-- BEGIN --

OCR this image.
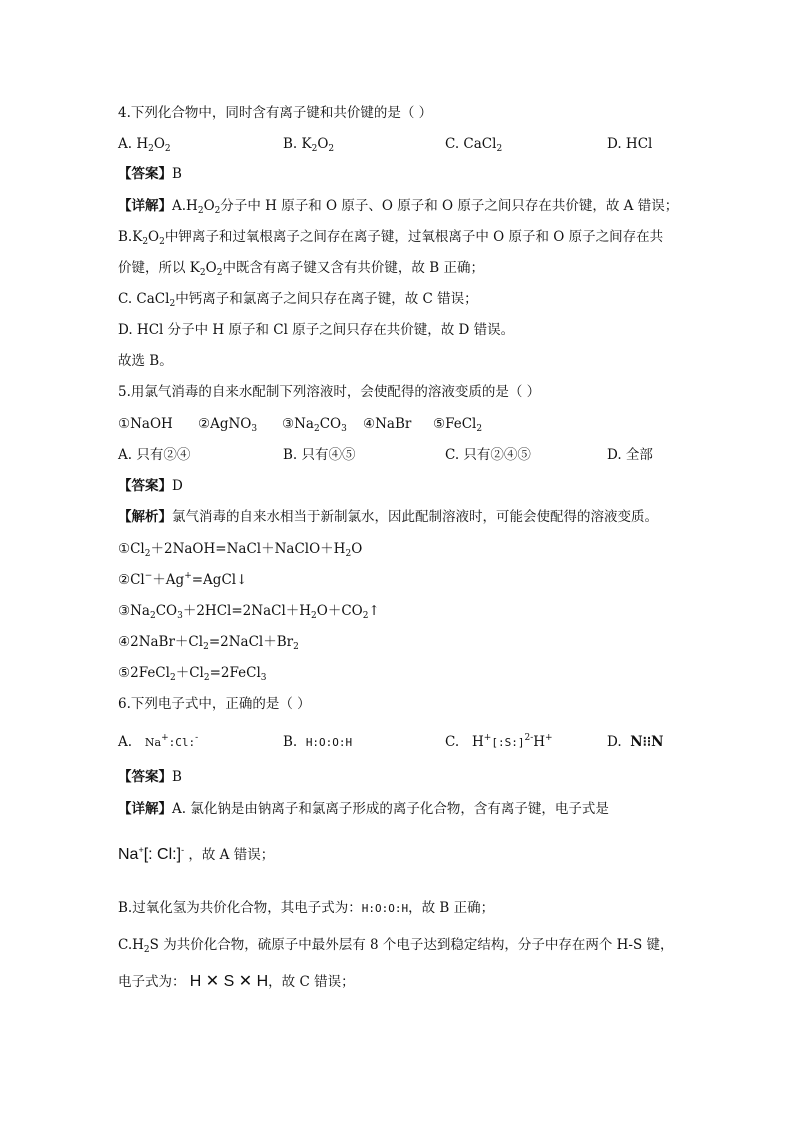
4.下列化合物中，同时含有离子键和共价键的是（ ）
A. $H_2O_2$	B. $K_2O_2$	C. CaCl$_2$	D. HCl
【答案】B
【详解】$A.H_2O_2$分子中 H 原子和 O 原子、O 原子和 O 原子之间只存在共价键，故 A 错误；
$B.K_2O_2$中钾离子和过氧根离子之间存在离子键，过氧根离子中 O 原子和 O 原子之间存在共
价键，所以 $K_2O_2$中既含有离子键又含有共价键，故 B 正确；
C. CaCl$_2$中钙离子和氯离子之间只存在离子键，故 C 错误；
D. HCl 分子中 H 原子和 Cl 原子之间只存在共价键，故 D 错误。
故选 B。
5.用氯气消毒的自来水配制下列溶液时，会使配得的溶液变质的是（ ）
①NaOH ②AgNO$_3$ $③Na_2CO_3$ ④NaBr ⑤FeCl$_2$
A. 只有②④	B. 只有④⑤	C. 只有②④⑤	D. 全部
【答案】D
【解析】氯气消毒的自来水相当于新制氯水，因此配制溶液时，可能会使配得的溶液变质。
$①Cl_2+2NaOH=NaCl+NaClO+H_2O$
②Cl−＋Ag+=AgCl↓
$③Na_2CO_3+2HCl=2NaCl+H_2O+CO_2↑$
$④2NaBr+Cl_2=2NaCl+Br_2$
$⑤2FeCl_2+Cl_2=2FeCl_3$
6.下列电子式中，正确的是（ ）
A. Na+:Cl:-	B. H:O:O:H	C. H+[:S:]$^{2-}$H+	D. N⁝⁝N
【答案】B
【详解】A. 氯化钠是由钠离子和氯离子形成的离子化合物，含有离子键，电子式是
Na+[: Cl:]- ，故 A 错误；
B.过氧化氢为共价化合物，其电子式为：H:O:O:H，故 B 正确；
$C.H_2S$ 为共价化合物，硫原子中最外层有 8 个电子达到稳定结构，分子中存在两个 H-S 键，
电子式为： H ✕ S ✕ H，故 C 错误；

-- END --

SET EXERCISE
All records must be output exactly as they are, except for the pictures, which are left out.

SOLUTION BELOW
OCR this image.
4.下列化合物中，同时含有离子键和共价键的是（ ）
A. $H_2O_2$	B. $K_2O_2$	C. CaCl$_2$	D. HCl
【答案】B
【详解】$A.H_2O_2$分子中 H 原子和 O 原子、O 原子和 O 原子之间只存在共价键，故 A 错误；
$B.K_2O_2$中钾离子和过氧根离子之间存在离子键，过氧根离子中 O 原子和 O 原子之间存在共
价键，所以 $K_2O_2$中既含有离子键又含有共价键，故 B 正确；
C. CaCl$_2$中钙离子和氯离子之间只存在离子键，故 C 错误；
D. HCl 分子中 H 原子和 Cl 原子之间只存在共价键，故 D 错误。
故选 B。
5.用氯气消毒的自来水配制下列溶液时，会使配得的溶液变质的是（ ）
①NaOH ②AgNO$_3$ $③Na_2CO_3$ ④NaBr ⑤FeCl$_2$
A. 只有②④	B. 只有④⑤	C. 只有②④⑤	D. 全部
【答案】D
【解析】氯气消毒的自来水相当于新制氯水，因此配制溶液时，可能会使配得的溶液变质。
$①Cl_2+2NaOH=NaCl+NaClO+H_2O$
②Cl−＋Ag+=AgCl↓
$③Na_2CO_3+2HCl=2NaCl+H_2O+CO_2↑$
$④2NaBr+Cl_2=2NaCl+Br_2$
$⑤2FeCl_2+Cl_2=2FeCl_3$
6.下列电子式中，正确的是（ ）
A. Na+:Cl:-	B. H:O:O:H	C. H+[:S:]$^{2-}$H+	D. N⁝⁝N
【答案】B
【详解】A. 氯化钠是由钠离子和氯离子形成的离子化合物，含有离子键，电子式是
Na+[: Cl:]- ，故 A 错误；
B.过氧化氢为共价化合物，其电子式为：H:O:O:H，故 B 正确；
$C.H_2S$ 为共价化合物，硫原子中最外层有 8 个电子达到稳定结构，分子中存在两个 H-S 键，
电子式为： H ✕ S ✕ H，故 C 错误；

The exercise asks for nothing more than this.